> Dataset content:
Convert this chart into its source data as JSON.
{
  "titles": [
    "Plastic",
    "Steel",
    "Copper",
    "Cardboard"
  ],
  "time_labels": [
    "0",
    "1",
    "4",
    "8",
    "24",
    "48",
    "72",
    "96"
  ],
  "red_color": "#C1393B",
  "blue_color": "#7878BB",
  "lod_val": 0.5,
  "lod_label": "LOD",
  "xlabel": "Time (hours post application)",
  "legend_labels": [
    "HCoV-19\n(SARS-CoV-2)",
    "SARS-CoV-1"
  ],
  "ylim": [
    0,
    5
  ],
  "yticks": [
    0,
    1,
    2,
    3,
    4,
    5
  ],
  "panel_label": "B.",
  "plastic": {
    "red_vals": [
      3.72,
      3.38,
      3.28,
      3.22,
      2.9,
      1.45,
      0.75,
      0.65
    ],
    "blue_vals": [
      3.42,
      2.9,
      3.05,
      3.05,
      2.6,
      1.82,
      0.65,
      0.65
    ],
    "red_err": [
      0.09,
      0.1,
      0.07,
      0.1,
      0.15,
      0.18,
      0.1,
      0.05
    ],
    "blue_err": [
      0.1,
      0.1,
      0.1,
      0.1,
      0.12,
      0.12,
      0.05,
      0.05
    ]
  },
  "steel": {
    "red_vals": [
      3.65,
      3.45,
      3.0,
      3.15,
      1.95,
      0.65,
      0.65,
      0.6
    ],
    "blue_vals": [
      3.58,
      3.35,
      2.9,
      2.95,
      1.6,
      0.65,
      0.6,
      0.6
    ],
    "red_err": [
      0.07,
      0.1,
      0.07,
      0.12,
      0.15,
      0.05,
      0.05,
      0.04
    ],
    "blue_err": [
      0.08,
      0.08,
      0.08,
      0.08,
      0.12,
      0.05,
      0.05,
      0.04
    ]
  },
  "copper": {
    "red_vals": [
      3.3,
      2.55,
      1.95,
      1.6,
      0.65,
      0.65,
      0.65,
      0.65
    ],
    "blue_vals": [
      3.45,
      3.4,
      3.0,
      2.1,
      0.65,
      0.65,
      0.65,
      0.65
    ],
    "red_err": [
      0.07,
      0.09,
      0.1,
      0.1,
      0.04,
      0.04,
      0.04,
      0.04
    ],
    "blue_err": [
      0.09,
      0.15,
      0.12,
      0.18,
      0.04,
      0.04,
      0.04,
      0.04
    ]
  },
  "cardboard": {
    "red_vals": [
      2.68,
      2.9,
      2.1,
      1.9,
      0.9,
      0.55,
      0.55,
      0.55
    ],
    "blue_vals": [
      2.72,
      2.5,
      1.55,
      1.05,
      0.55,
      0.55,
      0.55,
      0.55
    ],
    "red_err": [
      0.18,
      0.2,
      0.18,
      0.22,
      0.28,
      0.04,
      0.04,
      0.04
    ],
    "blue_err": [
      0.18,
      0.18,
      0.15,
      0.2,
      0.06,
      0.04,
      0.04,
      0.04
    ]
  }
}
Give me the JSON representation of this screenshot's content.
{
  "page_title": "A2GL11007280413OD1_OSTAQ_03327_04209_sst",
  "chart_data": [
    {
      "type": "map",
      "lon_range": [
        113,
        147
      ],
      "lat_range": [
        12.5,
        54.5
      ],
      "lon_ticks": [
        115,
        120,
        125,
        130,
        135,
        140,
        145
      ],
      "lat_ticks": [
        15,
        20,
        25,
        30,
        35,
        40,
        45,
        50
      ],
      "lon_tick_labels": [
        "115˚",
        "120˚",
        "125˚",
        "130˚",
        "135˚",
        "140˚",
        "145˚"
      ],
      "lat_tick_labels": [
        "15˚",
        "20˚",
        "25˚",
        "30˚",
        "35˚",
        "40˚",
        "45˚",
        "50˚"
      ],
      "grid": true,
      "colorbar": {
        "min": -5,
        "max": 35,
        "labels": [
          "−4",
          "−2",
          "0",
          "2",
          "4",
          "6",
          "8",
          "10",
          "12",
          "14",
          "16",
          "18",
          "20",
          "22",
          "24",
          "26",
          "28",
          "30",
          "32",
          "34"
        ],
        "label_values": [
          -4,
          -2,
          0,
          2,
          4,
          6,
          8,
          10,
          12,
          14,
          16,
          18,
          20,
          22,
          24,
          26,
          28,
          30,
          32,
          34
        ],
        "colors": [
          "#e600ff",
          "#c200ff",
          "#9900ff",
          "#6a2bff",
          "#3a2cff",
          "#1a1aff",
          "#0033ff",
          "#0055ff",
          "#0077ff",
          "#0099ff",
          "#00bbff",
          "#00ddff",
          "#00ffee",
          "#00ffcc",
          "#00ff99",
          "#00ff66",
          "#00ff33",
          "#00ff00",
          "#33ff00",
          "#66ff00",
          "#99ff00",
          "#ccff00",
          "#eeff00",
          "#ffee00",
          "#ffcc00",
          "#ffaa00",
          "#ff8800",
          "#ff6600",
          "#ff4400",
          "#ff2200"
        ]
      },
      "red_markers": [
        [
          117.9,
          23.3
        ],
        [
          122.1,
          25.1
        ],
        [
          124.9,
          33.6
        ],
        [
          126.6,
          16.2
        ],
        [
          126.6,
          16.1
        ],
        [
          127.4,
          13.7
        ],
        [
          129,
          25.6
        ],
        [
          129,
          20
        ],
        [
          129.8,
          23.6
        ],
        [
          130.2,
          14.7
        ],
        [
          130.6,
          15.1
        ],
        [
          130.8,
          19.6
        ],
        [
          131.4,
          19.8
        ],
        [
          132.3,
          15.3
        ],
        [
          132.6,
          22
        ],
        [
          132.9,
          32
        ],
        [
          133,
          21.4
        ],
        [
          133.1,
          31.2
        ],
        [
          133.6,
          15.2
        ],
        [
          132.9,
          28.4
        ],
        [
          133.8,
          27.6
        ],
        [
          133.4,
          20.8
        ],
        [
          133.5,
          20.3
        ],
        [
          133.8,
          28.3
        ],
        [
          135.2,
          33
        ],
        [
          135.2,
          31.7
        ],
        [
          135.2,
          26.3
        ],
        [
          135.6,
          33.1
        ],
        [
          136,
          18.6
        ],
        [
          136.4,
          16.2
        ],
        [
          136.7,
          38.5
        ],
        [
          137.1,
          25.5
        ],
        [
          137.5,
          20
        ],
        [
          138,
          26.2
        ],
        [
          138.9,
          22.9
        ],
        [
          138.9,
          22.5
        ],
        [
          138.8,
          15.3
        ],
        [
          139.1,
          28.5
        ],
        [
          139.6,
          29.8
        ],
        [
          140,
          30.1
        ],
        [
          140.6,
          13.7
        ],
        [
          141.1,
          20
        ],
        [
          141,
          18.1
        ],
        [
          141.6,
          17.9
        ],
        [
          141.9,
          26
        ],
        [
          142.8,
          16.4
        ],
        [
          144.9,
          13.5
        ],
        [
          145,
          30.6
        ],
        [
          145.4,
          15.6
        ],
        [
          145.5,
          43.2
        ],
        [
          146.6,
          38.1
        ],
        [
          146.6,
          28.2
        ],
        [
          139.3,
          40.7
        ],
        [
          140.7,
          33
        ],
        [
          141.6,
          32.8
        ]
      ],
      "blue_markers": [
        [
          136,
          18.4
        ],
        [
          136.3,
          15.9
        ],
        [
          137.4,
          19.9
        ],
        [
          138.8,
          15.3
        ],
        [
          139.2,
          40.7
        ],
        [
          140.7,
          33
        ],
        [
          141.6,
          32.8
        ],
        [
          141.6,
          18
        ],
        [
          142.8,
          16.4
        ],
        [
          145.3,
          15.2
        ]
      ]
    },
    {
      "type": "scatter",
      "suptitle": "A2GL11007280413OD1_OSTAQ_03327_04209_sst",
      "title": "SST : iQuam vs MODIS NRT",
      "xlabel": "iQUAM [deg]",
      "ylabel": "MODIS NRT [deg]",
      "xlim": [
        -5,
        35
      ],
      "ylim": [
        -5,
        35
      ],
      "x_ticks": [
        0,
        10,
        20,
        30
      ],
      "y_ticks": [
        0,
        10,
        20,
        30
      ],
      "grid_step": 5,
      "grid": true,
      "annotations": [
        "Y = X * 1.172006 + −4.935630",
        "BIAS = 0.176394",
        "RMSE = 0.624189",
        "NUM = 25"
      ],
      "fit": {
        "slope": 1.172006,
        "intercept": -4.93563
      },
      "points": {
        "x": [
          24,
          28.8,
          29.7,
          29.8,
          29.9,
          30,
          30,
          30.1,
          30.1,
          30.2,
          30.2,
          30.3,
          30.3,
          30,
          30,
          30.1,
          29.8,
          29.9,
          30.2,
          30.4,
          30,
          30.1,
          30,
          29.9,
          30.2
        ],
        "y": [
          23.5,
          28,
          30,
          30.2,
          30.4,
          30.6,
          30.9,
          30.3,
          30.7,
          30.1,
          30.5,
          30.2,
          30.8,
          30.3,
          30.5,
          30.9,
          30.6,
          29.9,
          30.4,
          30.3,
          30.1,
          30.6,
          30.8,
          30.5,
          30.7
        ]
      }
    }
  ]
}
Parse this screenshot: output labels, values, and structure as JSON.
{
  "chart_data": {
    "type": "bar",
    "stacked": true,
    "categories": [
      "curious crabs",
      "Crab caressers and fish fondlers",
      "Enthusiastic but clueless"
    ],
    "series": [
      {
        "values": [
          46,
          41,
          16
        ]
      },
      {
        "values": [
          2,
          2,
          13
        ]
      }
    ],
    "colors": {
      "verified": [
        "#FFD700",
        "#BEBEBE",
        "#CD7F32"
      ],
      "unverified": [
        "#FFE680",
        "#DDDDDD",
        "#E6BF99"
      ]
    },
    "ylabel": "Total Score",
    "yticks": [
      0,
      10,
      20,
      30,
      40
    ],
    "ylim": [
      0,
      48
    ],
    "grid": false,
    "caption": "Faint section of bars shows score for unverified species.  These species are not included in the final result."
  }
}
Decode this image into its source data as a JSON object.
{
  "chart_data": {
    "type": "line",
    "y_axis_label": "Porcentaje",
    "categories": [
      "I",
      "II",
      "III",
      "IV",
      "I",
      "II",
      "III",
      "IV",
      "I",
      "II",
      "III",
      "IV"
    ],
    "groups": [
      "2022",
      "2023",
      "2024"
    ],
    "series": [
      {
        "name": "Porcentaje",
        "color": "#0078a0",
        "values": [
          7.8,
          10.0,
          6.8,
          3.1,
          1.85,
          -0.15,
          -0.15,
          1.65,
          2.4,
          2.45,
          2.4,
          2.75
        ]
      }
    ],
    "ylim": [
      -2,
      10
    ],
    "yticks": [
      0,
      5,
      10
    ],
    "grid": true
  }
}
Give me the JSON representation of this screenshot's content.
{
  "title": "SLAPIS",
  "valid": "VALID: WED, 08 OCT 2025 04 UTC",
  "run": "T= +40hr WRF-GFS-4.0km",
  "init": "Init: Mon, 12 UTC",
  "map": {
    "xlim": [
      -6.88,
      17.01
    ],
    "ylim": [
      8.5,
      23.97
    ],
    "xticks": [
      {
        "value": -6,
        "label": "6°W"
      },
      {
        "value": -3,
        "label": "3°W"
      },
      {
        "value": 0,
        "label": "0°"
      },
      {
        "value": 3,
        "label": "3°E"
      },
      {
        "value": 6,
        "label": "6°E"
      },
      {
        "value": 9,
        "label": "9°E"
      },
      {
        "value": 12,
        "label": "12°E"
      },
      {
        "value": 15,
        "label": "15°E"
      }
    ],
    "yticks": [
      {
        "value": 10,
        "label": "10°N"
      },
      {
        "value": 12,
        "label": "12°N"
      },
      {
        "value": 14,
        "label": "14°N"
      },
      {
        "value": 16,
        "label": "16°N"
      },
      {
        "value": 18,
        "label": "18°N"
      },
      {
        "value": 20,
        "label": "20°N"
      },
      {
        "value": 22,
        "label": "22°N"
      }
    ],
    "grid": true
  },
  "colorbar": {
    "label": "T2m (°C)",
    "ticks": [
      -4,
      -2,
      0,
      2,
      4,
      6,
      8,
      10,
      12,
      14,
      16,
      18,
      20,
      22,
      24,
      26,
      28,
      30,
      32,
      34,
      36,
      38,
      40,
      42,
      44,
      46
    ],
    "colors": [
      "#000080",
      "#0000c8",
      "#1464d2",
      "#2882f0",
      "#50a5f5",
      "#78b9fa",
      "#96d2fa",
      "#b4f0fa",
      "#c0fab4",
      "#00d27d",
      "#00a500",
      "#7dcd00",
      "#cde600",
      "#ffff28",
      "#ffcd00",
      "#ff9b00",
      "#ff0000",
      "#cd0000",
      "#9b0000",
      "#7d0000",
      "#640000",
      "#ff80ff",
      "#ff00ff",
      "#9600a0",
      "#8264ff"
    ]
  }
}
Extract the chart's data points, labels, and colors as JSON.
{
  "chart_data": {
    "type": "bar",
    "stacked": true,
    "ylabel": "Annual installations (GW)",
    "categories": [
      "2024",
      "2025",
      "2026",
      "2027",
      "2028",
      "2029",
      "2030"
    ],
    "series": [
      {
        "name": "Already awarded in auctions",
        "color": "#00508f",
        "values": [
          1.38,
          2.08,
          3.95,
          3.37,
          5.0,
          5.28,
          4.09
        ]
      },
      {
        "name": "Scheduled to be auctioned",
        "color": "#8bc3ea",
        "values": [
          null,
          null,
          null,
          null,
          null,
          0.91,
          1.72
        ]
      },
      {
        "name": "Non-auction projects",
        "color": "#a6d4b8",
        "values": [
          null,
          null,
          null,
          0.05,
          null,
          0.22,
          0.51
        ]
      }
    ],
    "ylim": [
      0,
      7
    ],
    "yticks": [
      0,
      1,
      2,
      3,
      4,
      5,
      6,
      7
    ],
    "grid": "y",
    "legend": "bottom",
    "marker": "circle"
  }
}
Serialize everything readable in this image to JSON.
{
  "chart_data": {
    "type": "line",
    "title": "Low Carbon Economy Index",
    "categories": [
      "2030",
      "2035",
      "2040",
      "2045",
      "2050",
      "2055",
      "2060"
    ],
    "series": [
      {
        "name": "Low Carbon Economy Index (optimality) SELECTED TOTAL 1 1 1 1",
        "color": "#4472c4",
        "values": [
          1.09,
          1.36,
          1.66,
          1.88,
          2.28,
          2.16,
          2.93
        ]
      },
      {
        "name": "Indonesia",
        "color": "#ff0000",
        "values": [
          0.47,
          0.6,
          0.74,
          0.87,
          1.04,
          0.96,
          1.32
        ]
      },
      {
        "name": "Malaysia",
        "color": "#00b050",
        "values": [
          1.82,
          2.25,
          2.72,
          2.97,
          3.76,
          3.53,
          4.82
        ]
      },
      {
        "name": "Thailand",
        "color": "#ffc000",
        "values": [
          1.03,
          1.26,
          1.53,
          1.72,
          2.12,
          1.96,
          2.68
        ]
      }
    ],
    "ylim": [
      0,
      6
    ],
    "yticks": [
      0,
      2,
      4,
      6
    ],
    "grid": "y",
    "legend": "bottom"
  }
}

> The problem:
Repeat only the stretch of lines that begins at the line containing "Serialize everything readable" and ends at the last line above, both included.

> Task result:
Serialize everything readable in this image to JSON.
{
  "chart_data": {
    "type": "line",
    "title": "Low Carbon Economy Index",
    "categories": [
      "2030",
      "2035",
      "2040",
      "2045",
      "2050",
      "2055",
      "2060"
    ],
    "series": [
      {
        "name": "Low Carbon Economy Index (optimality) SELECTED TOTAL 1 1 1 1",
        "color": "#4472c4",
        "values": [
          1.09,
          1.36,
          1.66,
          1.88,
          2.28,
          2.16,
          2.93
        ]
      },
      {
        "name": "Indonesia",
        "color": "#ff0000",
        "values": [
          0.47,
          0.6,
          0.74,
          0.87,
          1.04,
          0.96,
          1.32
        ]
      },
      {
        "name": "Malaysia",
        "color": "#00b050",
        "values": [
          1.82,
          2.25,
          2.72,
          2.97,
          3.76,
          3.53,
          4.82
        ]
      },
      {
        "name": "Thailand",
        "color": "#ffc000",
        "values": [
          1.03,
          1.26,
          1.53,
          1.72,
          2.12,
          1.96,
          2.68
        ]
      }
    ],
    "ylim": [
      0,
      6
    ],
    "yticks": [
      0,
      2,
      4,
      6
    ],
    "grid": "y",
    "legend": "bottom"
  }
}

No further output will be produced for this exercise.